A run of records
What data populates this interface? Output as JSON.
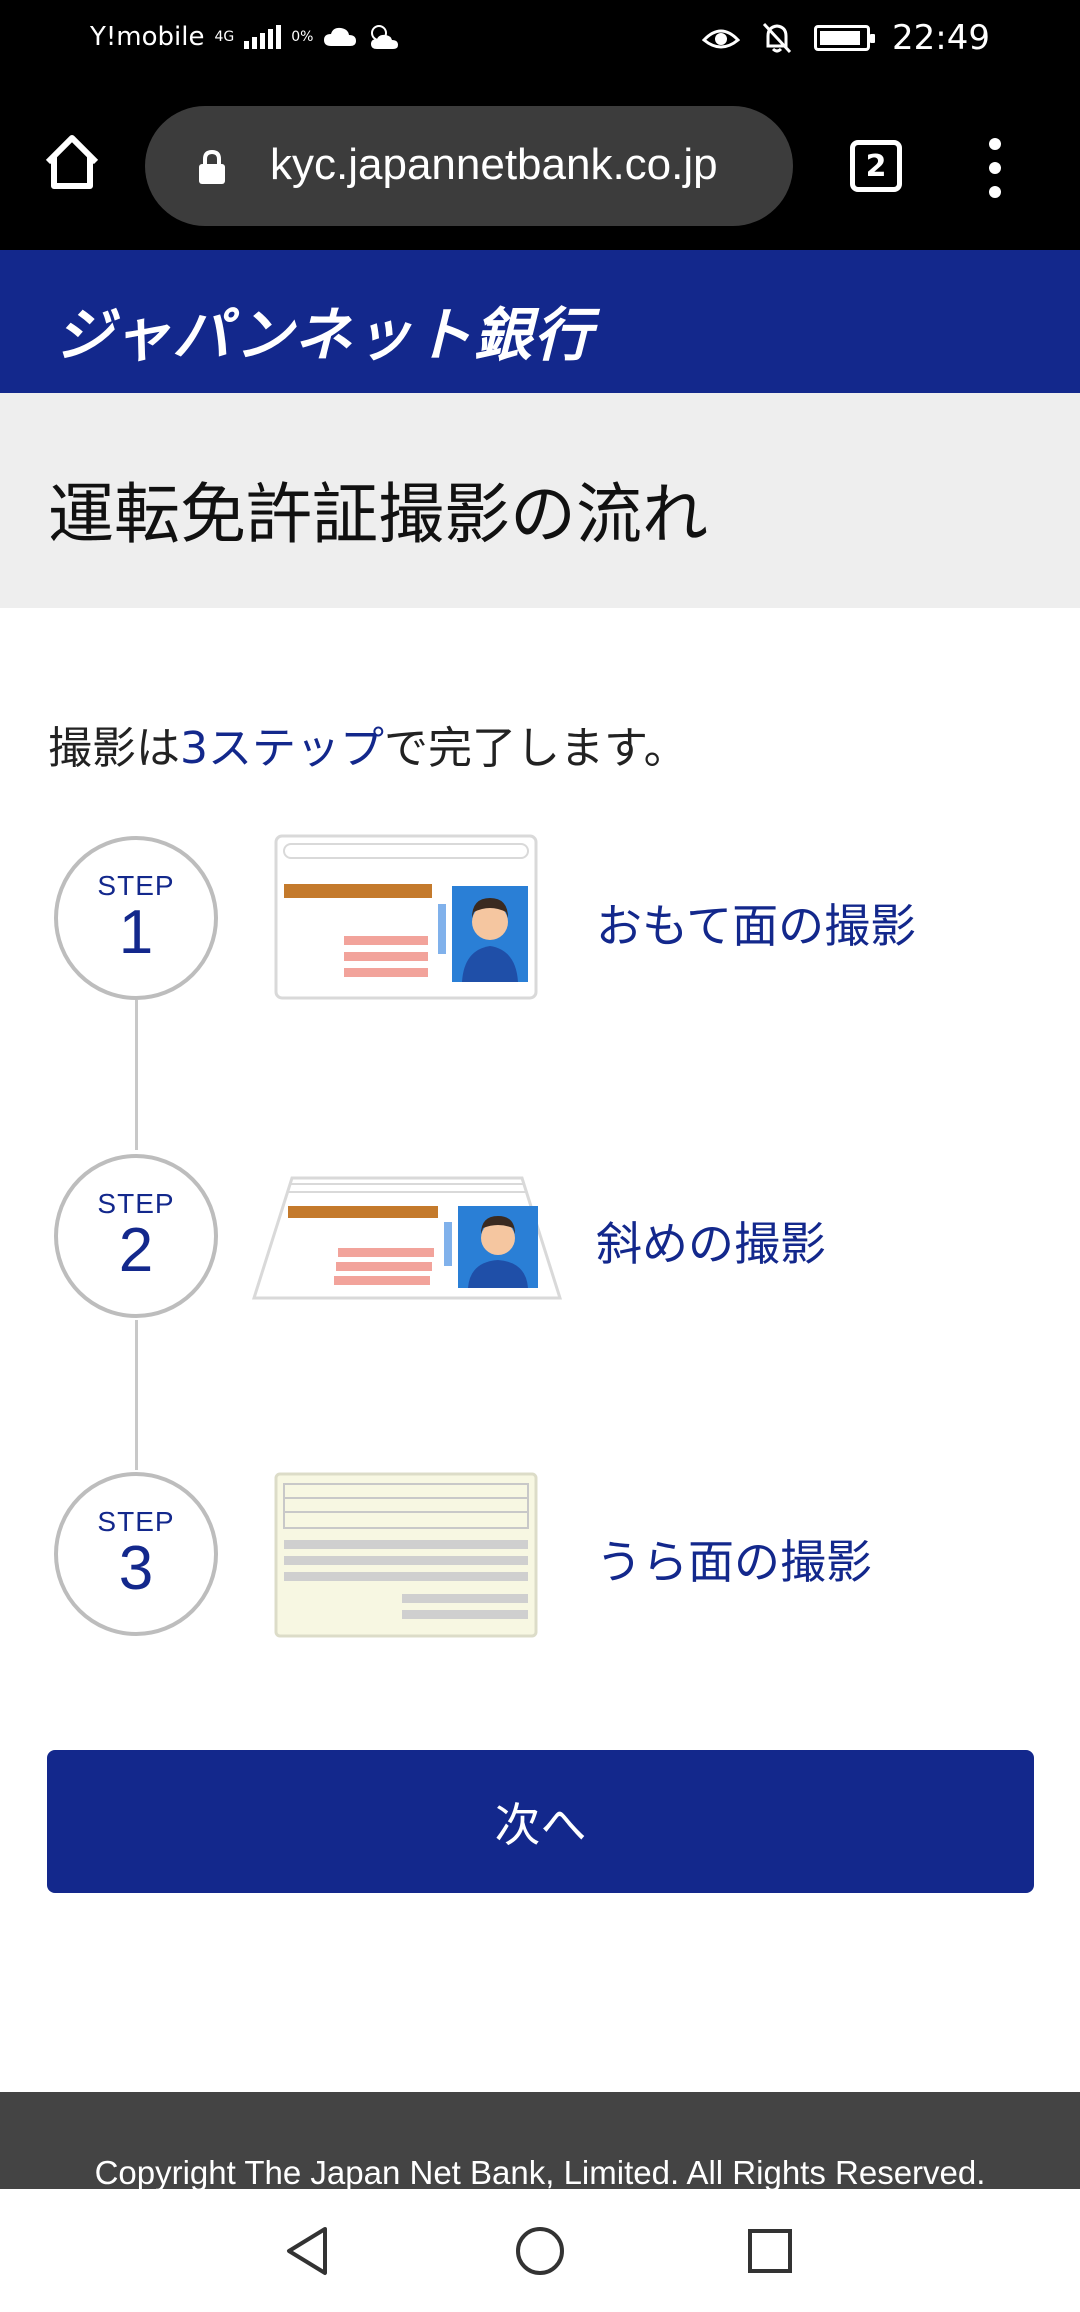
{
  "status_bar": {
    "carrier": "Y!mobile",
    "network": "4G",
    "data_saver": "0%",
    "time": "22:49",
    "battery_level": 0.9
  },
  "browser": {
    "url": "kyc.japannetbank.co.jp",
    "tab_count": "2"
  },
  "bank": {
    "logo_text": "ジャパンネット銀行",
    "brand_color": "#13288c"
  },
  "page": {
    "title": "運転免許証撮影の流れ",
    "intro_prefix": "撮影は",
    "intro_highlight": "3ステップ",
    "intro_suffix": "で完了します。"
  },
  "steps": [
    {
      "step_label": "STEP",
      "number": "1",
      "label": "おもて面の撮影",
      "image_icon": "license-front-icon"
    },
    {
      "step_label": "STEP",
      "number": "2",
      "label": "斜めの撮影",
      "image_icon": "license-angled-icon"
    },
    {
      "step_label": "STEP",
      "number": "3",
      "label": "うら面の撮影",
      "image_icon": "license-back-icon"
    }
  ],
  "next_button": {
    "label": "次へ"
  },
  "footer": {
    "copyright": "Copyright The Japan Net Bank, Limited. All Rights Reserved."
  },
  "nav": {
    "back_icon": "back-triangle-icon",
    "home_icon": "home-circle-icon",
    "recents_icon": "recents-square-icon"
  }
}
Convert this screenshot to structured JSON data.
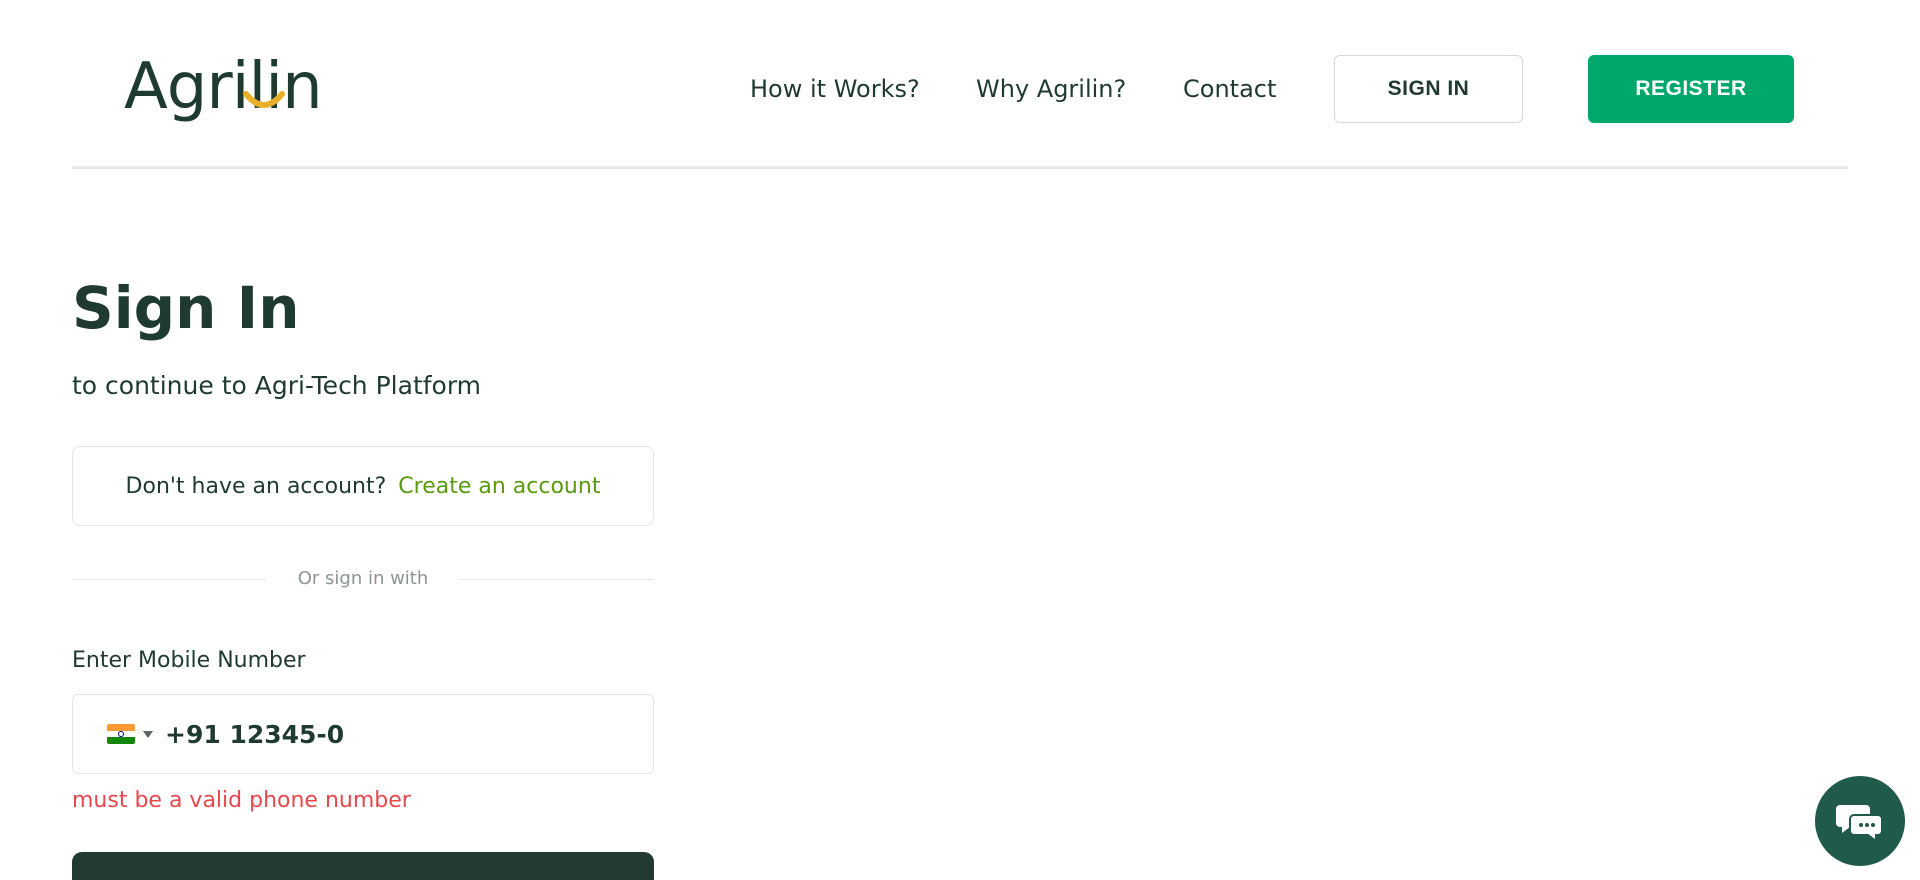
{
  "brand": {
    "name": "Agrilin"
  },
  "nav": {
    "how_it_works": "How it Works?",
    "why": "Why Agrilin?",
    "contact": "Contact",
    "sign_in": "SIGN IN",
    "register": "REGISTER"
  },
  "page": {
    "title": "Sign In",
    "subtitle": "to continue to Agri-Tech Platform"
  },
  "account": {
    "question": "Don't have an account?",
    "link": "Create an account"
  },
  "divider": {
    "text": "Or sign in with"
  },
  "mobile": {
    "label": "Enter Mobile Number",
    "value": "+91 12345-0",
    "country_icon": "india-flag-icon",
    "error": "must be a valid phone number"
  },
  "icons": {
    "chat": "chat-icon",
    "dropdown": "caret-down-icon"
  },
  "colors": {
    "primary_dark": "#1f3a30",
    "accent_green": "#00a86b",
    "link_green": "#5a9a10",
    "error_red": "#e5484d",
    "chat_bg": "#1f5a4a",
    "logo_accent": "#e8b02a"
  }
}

• Stated goal: Each line from the one that contains "Convert this screenshot" to the end of the listing must be quoted exactly; no other line and no picture belongs in the copy.

• Result of the task:
Convert this screenshot to structured JSON data.
{
  "brand": {
    "name": "Agrilin"
  },
  "nav": {
    "how_it_works": "How it Works?",
    "why": "Why Agrilin?",
    "contact": "Contact",
    "sign_in": "SIGN IN",
    "register": "REGISTER"
  },
  "page": {
    "title": "Sign In",
    "subtitle": "to continue to Agri-Tech Platform"
  },
  "account": {
    "question": "Don't have an account?",
    "link": "Create an account"
  },
  "divider": {
    "text": "Or sign in with"
  },
  "mobile": {
    "label": "Enter Mobile Number",
    "value": "+91 12345-0",
    "country_icon": "india-flag-icon",
    "error": "must be a valid phone number"
  },
  "icons": {
    "chat": "chat-icon",
    "dropdown": "caret-down-icon"
  },
  "colors": {
    "primary_dark": "#1f3a30",
    "accent_green": "#00a86b",
    "link_green": "#5a9a10",
    "error_red": "#e5484d",
    "chat_bg": "#1f5a4a",
    "logo_accent": "#e8b02a"
  }
}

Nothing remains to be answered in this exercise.